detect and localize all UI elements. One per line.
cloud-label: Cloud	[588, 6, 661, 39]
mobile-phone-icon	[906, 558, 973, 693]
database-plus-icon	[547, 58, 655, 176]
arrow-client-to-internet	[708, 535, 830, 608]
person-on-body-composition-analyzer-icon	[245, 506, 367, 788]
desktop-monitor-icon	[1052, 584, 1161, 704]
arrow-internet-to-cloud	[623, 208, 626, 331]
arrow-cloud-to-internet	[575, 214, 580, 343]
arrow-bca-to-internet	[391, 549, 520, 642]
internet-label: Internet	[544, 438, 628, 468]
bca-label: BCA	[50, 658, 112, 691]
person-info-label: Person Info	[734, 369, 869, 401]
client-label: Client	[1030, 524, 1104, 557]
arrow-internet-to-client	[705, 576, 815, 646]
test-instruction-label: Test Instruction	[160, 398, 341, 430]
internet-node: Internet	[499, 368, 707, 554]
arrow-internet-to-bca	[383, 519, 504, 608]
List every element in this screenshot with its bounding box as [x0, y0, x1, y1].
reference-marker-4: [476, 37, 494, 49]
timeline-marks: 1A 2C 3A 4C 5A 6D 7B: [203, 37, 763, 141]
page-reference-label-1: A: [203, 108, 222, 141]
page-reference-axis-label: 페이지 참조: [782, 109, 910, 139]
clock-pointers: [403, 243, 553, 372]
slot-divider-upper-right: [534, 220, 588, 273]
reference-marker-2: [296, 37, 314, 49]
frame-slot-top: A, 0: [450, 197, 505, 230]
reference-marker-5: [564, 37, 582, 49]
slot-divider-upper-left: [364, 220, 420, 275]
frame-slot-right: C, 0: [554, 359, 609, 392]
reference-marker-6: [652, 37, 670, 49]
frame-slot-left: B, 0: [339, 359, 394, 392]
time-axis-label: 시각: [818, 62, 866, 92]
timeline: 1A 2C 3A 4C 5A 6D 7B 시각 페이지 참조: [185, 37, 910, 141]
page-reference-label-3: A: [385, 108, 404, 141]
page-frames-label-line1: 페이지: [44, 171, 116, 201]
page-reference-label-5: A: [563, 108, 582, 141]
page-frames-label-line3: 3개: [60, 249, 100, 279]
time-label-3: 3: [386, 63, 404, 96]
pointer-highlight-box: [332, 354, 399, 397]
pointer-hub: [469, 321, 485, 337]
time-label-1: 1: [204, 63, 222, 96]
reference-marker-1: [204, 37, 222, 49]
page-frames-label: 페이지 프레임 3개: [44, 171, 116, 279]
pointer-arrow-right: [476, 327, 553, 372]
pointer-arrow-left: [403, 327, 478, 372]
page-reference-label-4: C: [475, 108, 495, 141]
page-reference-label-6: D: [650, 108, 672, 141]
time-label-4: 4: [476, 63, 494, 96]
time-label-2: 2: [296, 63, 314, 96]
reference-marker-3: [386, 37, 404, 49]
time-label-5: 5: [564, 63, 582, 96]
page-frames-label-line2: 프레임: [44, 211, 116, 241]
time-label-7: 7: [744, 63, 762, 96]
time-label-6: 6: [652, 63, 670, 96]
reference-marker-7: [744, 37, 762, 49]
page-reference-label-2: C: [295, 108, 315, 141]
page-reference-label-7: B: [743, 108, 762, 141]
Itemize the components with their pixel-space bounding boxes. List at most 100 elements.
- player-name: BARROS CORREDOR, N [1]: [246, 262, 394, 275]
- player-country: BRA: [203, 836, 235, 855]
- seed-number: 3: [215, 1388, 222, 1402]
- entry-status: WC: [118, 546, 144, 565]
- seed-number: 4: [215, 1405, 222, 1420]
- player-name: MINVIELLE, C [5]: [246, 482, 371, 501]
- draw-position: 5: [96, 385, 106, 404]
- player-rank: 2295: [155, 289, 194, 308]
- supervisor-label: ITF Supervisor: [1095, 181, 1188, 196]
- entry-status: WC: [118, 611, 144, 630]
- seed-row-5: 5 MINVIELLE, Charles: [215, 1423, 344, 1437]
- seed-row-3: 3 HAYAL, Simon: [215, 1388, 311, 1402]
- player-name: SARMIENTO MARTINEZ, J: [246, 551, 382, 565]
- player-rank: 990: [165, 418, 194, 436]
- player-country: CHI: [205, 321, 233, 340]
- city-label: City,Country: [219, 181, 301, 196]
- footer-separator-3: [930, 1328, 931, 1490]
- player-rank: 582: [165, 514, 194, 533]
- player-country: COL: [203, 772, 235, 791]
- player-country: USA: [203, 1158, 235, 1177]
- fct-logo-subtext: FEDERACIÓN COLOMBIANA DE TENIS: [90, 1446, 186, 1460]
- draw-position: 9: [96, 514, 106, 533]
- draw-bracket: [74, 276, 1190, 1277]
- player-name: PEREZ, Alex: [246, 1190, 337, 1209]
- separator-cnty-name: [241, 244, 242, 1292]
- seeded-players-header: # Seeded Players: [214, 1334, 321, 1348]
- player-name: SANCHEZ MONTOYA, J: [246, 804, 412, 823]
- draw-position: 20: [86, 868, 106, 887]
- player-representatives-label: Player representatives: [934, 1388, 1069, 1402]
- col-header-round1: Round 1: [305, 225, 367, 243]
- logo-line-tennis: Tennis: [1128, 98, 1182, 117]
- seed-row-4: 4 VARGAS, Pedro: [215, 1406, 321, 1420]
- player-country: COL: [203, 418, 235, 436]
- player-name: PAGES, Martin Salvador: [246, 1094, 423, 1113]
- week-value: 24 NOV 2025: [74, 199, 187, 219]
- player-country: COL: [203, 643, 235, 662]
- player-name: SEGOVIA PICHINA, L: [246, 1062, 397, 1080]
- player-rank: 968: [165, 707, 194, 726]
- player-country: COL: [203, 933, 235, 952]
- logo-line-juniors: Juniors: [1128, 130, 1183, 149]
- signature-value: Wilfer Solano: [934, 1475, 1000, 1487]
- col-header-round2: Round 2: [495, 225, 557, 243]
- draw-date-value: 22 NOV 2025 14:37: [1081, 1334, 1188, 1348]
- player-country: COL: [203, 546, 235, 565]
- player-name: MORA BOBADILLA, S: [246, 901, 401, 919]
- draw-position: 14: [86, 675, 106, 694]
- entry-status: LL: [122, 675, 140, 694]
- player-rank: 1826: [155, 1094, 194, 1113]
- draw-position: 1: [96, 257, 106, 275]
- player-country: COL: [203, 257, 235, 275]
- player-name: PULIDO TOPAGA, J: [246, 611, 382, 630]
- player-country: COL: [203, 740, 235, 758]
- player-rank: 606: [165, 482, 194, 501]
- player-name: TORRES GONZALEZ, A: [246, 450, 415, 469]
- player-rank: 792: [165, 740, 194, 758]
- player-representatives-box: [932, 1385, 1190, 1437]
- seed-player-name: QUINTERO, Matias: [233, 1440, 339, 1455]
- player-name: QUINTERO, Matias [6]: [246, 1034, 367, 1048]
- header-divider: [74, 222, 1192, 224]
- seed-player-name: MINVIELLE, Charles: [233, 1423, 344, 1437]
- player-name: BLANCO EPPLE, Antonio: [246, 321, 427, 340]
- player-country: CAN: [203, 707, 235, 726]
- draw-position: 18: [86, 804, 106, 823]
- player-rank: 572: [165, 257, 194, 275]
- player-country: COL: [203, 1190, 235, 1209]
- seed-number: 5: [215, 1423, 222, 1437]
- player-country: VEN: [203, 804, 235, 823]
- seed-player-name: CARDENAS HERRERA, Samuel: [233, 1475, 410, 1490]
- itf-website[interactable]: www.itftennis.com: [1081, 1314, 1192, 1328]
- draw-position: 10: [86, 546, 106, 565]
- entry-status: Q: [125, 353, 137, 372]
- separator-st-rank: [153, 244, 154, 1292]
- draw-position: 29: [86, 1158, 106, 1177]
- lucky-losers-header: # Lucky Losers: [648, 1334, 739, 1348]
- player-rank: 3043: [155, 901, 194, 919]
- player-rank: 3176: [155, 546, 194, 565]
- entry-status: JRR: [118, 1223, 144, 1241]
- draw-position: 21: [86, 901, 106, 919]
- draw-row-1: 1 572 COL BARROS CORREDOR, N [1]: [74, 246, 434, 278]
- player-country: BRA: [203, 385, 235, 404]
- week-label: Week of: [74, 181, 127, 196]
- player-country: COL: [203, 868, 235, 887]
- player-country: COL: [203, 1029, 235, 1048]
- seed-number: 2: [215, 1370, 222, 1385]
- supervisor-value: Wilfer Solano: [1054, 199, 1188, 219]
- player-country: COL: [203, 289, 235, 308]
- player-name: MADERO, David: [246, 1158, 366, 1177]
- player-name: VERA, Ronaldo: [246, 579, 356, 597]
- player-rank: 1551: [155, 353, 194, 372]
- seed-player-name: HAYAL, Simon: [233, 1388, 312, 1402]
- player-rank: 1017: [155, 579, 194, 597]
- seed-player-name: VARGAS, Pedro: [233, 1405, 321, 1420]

WORK TO DO: Copy the items word for word, from the very first line through the line containing "frame-slot-top: A, 0: [450, 197, 505, 230]", including that line.

REPLY:
detect and localize all UI elements. One per line.
cloud-label: Cloud	[588, 6, 661, 39]
mobile-phone-icon	[906, 558, 973, 693]
database-plus-icon	[547, 58, 655, 176]
arrow-client-to-internet	[708, 535, 830, 608]
person-on-body-composition-analyzer-icon	[245, 506, 367, 788]
desktop-monitor-icon	[1052, 584, 1161, 704]
arrow-internet-to-cloud	[623, 208, 626, 331]
arrow-cloud-to-internet	[575, 214, 580, 343]
arrow-bca-to-internet	[391, 549, 520, 642]
internet-label: Internet	[544, 438, 628, 468]
bca-label: BCA	[50, 658, 112, 691]
person-info-label: Person Info	[734, 369, 869, 401]
client-label: Client	[1030, 524, 1104, 557]
arrow-internet-to-client	[705, 576, 815, 646]
test-instruction-label: Test Instruction	[160, 398, 341, 430]
internet-node: Internet	[499, 368, 707, 554]
arrow-internet-to-bca	[383, 519, 504, 608]
List every element in this screenshot with its bounding box as [x0, y0, x1, y1].
reference-marker-4: [476, 37, 494, 49]
timeline-marks: 1A 2C 3A 4C 5A 6D 7B: [203, 37, 763, 141]
page-reference-label-1: A: [203, 108, 222, 141]
page-reference-axis-label: 페이지 참조: [782, 109, 910, 139]
clock-pointers: [403, 243, 553, 372]
slot-divider-upper-right: [534, 220, 588, 273]
reference-marker-2: [296, 37, 314, 49]
frame-slot-top: A, 0: [450, 197, 505, 230]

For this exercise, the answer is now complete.